++++ Task material

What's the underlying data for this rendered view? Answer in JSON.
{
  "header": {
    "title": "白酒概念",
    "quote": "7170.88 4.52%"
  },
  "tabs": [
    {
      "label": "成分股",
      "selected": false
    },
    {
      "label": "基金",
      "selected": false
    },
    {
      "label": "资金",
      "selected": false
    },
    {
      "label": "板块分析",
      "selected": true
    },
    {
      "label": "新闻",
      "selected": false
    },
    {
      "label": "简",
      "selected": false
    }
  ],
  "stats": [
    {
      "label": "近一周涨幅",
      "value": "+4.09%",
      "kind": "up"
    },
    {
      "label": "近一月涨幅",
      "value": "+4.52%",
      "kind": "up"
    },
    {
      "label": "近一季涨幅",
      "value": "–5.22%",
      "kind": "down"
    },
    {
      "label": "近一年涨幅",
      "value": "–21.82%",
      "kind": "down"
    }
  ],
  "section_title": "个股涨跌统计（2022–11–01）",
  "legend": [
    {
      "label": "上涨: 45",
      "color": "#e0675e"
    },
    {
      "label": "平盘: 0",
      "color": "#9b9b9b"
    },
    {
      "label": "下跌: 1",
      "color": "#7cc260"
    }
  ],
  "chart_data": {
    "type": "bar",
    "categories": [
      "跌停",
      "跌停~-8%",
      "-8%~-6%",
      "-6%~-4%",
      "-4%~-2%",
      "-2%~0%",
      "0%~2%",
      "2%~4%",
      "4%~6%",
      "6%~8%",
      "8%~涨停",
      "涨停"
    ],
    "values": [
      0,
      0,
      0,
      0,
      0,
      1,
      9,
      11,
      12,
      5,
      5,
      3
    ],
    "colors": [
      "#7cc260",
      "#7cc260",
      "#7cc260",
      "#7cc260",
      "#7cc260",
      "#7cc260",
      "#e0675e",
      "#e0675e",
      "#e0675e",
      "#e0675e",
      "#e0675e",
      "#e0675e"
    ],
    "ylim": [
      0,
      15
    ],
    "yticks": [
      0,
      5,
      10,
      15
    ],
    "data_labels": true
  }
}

++++++++

#### [Work to be completed]
Reproduce the material verbatim, line by line.

#### [Solution for this exercise]
What's the underlying data for this rendered view? Answer in JSON.
{
  "header": {
    "title": "白酒概念",
    "quote": "7170.88 4.52%"
  },
  "tabs": [
    {
      "label": "成分股",
      "selected": false
    },
    {
      "label": "基金",
      "selected": false
    },
    {
      "label": "资金",
      "selected": false
    },
    {
      "label": "板块分析",
      "selected": true
    },
    {
      "label": "新闻",
      "selected": false
    },
    {
      "label": "简",
      "selected": false
    }
  ],
  "stats": [
    {
      "label": "近一周涨幅",
      "value": "+4.09%",
      "kind": "up"
    },
    {
      "label": "近一月涨幅",
      "value": "+4.52%",
      "kind": "up"
    },
    {
      "label": "近一季涨幅",
      "value": "–5.22%",
      "kind": "down"
    },
    {
      "label": "近一年涨幅",
      "value": "–21.82%",
      "kind": "down"
    }
  ],
  "section_title": "个股涨跌统计（2022–11–01）",
  "legend": [
    {
      "label": "上涨: 45",
      "color": "#e0675e"
    },
    {
      "label": "平盘: 0",
      "color": "#9b9b9b"
    },
    {
      "label": "下跌: 1",
      "color": "#7cc260"
    }
  ],
  "chart_data": {
    "type": "bar",
    "categories": [
      "跌停",
      "跌停~-8%",
      "-8%~-6%",
      "-6%~-4%",
      "-4%~-2%",
      "-2%~0%",
      "0%~2%",
      "2%~4%",
      "4%~6%",
      "6%~8%",
      "8%~涨停",
      "涨停"
    ],
    "values": [
      0,
      0,
      0,
      0,
      0,
      1,
      9,
      11,
      12,
      5,
      5,
      3
    ],
    "colors": [
      "#7cc260",
      "#7cc260",
      "#7cc260",
      "#7cc260",
      "#7cc260",
      "#7cc260",
      "#e0675e",
      "#e0675e",
      "#e0675e",
      "#e0675e",
      "#e0675e",
      "#e0675e"
    ],
    "ylim": [
      0,
      15
    ],
    "yticks": [
      0,
      5,
      10,
      15
    ],
    "data_labels": true
  }
}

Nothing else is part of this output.